AIM | Extract the full listing below without altering a single character.

Extracted data entries
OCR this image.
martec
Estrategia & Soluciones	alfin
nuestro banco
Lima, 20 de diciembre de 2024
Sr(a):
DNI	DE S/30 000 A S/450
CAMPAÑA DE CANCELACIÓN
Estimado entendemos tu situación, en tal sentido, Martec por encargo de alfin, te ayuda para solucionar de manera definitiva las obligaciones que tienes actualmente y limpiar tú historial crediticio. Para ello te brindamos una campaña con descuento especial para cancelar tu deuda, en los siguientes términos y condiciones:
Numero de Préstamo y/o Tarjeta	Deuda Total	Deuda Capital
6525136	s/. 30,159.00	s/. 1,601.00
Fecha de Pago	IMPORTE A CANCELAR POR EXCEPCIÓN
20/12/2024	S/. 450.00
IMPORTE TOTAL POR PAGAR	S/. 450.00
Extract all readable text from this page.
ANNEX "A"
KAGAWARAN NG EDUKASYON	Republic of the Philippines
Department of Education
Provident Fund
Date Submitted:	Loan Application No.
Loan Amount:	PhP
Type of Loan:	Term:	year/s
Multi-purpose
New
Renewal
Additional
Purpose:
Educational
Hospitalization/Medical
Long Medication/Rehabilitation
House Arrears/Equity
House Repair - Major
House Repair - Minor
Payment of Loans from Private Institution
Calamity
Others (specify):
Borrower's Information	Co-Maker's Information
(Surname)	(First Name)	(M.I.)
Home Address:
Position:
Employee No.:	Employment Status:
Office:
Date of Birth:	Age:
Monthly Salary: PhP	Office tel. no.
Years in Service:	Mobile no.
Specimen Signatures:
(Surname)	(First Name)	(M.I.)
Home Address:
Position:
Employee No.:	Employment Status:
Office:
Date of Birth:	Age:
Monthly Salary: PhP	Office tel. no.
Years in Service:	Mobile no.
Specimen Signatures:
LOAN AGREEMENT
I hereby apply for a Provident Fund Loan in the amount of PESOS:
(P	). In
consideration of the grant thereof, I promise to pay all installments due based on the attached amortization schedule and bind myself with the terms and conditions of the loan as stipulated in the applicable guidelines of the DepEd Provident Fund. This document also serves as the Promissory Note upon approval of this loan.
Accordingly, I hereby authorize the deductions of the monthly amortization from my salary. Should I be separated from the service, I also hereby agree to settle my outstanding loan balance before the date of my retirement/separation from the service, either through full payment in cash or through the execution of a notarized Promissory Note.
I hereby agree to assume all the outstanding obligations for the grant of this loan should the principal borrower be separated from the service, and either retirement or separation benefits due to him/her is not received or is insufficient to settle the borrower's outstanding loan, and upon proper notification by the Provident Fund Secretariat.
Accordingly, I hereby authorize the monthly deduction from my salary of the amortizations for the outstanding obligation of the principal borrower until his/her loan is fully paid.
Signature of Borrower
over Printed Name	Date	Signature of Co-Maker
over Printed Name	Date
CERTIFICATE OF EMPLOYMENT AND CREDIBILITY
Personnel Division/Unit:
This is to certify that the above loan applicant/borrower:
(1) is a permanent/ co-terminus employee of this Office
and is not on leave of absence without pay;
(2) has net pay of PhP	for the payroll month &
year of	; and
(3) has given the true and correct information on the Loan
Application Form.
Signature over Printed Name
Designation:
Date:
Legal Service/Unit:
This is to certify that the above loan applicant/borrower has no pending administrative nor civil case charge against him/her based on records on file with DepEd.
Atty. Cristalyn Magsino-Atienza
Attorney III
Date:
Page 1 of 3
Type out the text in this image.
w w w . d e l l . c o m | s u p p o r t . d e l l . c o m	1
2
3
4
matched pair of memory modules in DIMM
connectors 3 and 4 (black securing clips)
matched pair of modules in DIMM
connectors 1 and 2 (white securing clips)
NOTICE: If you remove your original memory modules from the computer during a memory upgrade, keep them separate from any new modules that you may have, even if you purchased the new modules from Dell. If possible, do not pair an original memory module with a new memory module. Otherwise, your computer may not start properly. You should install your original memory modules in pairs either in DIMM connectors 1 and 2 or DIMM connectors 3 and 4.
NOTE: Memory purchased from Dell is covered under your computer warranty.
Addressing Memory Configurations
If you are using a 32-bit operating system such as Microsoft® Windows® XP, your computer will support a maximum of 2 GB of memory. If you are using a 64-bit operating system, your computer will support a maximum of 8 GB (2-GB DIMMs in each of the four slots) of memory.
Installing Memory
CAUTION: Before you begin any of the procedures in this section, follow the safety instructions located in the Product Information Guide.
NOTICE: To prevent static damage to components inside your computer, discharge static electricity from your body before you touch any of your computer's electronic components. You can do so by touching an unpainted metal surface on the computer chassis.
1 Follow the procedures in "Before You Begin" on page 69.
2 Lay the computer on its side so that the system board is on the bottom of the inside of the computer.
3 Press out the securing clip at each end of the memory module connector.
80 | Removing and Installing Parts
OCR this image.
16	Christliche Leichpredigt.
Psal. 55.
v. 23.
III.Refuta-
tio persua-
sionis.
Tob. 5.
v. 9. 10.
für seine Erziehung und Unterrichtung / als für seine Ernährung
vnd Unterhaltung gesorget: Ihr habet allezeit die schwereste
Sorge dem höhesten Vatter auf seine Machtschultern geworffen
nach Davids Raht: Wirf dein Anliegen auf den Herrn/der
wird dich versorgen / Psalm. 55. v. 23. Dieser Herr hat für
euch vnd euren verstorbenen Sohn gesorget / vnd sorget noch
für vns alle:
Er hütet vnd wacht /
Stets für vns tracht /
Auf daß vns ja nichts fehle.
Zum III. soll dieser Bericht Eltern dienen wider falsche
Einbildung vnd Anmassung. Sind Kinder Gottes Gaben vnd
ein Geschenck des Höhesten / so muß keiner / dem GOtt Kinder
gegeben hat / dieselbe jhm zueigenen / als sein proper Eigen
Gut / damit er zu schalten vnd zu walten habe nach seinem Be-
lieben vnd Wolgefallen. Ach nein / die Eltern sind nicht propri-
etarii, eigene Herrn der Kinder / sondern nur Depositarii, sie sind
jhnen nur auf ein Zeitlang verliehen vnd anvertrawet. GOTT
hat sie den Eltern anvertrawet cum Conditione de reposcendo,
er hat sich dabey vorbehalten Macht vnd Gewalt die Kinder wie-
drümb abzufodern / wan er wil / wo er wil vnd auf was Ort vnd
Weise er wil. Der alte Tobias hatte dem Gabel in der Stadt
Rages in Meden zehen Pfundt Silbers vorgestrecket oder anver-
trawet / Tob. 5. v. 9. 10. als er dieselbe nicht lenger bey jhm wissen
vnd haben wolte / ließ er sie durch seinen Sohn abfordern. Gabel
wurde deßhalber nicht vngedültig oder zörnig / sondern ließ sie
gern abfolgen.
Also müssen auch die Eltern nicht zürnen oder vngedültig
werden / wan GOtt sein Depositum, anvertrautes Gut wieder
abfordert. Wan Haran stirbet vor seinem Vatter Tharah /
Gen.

SOLUTION FOR THIS TASK |
OCR this image.
martec
Estrategia & Soluciones	alfin
nuestro banco
Lima, 20 de diciembre de 2024
Sr(a):
DNI	DE S/30 000 A S/450
CAMPAÑA DE CANCELACIÓN
Estimado entendemos tu situación, en tal sentido, Martec por encargo de alfin, te ayuda para solucionar de manera definitiva las obligaciones que tienes actualmente y limpiar tú historial crediticio. Para ello te brindamos una campaña con descuento especial para cancelar tu deuda, en los siguientes términos y condiciones:
Numero de Préstamo y/o Tarjeta	Deuda Total	Deuda Capital
6525136	s/. 30,159.00	s/. 1,601.00
Fecha de Pago	IMPORTE A CANCELAR POR EXCEPCIÓN
20/12/2024	S/. 450.00
IMPORTE TOTAL POR PAGAR	S/. 450.00
Extract all readable text from this page.
ANNEX "A"
KAGAWARAN NG EDUKASYON	Republic of the Philippines
Department of Education
Provident Fund
Date Submitted:	Loan Application No.
Loan Amount:	PhP
Type of Loan:	Term:	year/s
Multi-purpose
New
Renewal
Additional
Purpose:
Educational
Hospitalization/Medical
Long Medication/Rehabilitation
House Arrears/Equity
House Repair - Major
House Repair - Minor
Payment of Loans from Private Institution
Calamity
Others (specify):
Borrower's Information	Co-Maker's Information
(Surname)	(First Name)	(M.I.)
Home Address:
Position:
Employee No.:	Employment Status:
Office:
Date of Birth:	Age:
Monthly Salary: PhP	Office tel. no.
Years in Service:	Mobile no.
Specimen Signatures:
(Surname)	(First Name)	(M.I.)
Home Address:
Position:
Employee No.:	Employment Status:
Office:
Date of Birth:	Age:
Monthly Salary: PhP	Office tel. no.
Years in Service:	Mobile no.
Specimen Signatures:
LOAN AGREEMENT
I hereby apply for a Provident Fund Loan in the amount of PESOS:
(P	). In
consideration of the grant thereof, I promise to pay all installments due based on the attached amortization schedule and bind myself with the terms and conditions of the loan as stipulated in the applicable guidelines of the DepEd Provident Fund. This document also serves as the Promissory Note upon approval of this loan.
Accordingly, I hereby authorize the deductions of the monthly amortization from my salary. Should I be separated from the service, I also hereby agree to settle my outstanding loan balance before the date of my retirement/separation from the service, either through full payment in cash or through the execution of a notarized Promissory Note.
I hereby agree to assume all the outstanding obligations for the grant of this loan should the principal borrower be separated from the service, and either retirement or separation benefits due to him/her is not received or is insufficient to settle the borrower's outstanding loan, and upon proper notification by the Provident Fund Secretariat.
Accordingly, I hereby authorize the monthly deduction from my salary of the amortizations for the outstanding obligation of the principal borrower until his/her loan is fully paid.
Signature of Borrower
over Printed Name	Date	Signature of Co-Maker
over Printed Name	Date
CERTIFICATE OF EMPLOYMENT AND CREDIBILITY
Personnel Division/Unit:
This is to certify that the above loan applicant/borrower:
(1) is a permanent/ co-terminus employee of this Office
and is not on leave of absence without pay;
(2) has net pay of PhP	for the payroll month &
year of	; and
(3) has given the true and correct information on the Loan
Application Form.
Signature over Printed Name
Designation:
Date:
Legal Service/Unit:
This is to certify that the above loan applicant/borrower has no pending administrative nor civil case charge against him/her based on records on file with DepEd.
Atty. Cristalyn Magsino-Atienza
Attorney III
Date:
Page 1 of 3
Type out the text in this image.
w w w . d e l l . c o m | s u p p o r t . d e l l . c o m	1
2
3
4
matched pair of memory modules in DIMM
connectors 3 and 4 (black securing clips)
matched pair of modules in DIMM
connectors 1 and 2 (white securing clips)
NOTICE: If you remove your original memory modules from the computer during a memory upgrade, keep them separate from any new modules that you may have, even if you purchased the new modules from Dell. If possible, do not pair an original memory module with a new memory module. Otherwise, your computer may not start properly. You should install your original memory modules in pairs either in DIMM connectors 1 and 2 or DIMM connectors 3 and 4.
NOTE: Memory purchased from Dell is covered under your computer warranty.
Addressing Memory Configurations
If you are using a 32-bit operating system such as Microsoft® Windows® XP, your computer will support a maximum of 2 GB of memory. If you are using a 64-bit operating system, your computer will support a maximum of 8 GB (2-GB DIMMs in each of the four slots) of memory.
Installing Memory
CAUTION: Before you begin any of the procedures in this section, follow the safety instructions located in the Product Information Guide.
NOTICE: To prevent static damage to components inside your computer, discharge static electricity from your body before you touch any of your computer's electronic components. You can do so by touching an unpainted metal surface on the computer chassis.
1 Follow the procedures in "Before You Begin" on page 69.
2 Lay the computer on its side so that the system board is on the bottom of the inside of the computer.
3 Press out the securing clip at each end of the memory module connector.
80 | Removing and Installing Parts
OCR this image.
16	Christliche Leichpredigt.
Psal. 55.
v. 23.
III.Refuta-
tio persua-
sionis.
Tob. 5.
v. 9. 10.
für seine Erziehung und Unterrichtung / als für seine Ernährung
vnd Unterhaltung gesorget: Ihr habet allezeit die schwereste
Sorge dem höhesten Vatter auf seine Machtschultern geworffen
nach Davids Raht: Wirf dein Anliegen auf den Herrn/der
wird dich versorgen / Psalm. 55. v. 23. Dieser Herr hat für
euch vnd euren verstorbenen Sohn gesorget / vnd sorget noch
für vns alle:
Er hütet vnd wacht /
Stets für vns tracht /
Auf daß vns ja nichts fehle.
Zum III. soll dieser Bericht Eltern dienen wider falsche
Einbildung vnd Anmassung. Sind Kinder Gottes Gaben vnd
ein Geschenck des Höhesten / so muß keiner / dem GOtt Kinder
gegeben hat / dieselbe jhm zueigenen / als sein proper Eigen
Gut / damit er zu schalten vnd zu walten habe nach seinem Be-
lieben vnd Wolgefallen. Ach nein / die Eltern sind nicht propri-
etarii, eigene Herrn der Kinder / sondern nur Depositarii, sie sind
jhnen nur auf ein Zeitlang verliehen vnd anvertrawet. GOTT
hat sie den Eltern anvertrawet cum Conditione de reposcendo,
er hat sich dabey vorbehalten Macht vnd Gewalt die Kinder wie-
drümb abzufodern / wan er wil / wo er wil vnd auf was Ort vnd
Weise er wil. Der alte Tobias hatte dem Gabel in der Stadt
Rages in Meden zehen Pfundt Silbers vorgestrecket oder anver-
trawet / Tob. 5. v. 9. 10. als er dieselbe nicht lenger bey jhm wissen
vnd haben wolte / ließ er sie durch seinen Sohn abfordern. Gabel
wurde deßhalber nicht vngedültig oder zörnig / sondern ließ sie
gern abfolgen.
Also müssen auch die Eltern nicht zürnen oder vngedültig
werden / wan GOtt sein Depositum, anvertrautes Gut wieder
abfordert. Wan Haran stirbet vor seinem Vatter Tharah /
Gen.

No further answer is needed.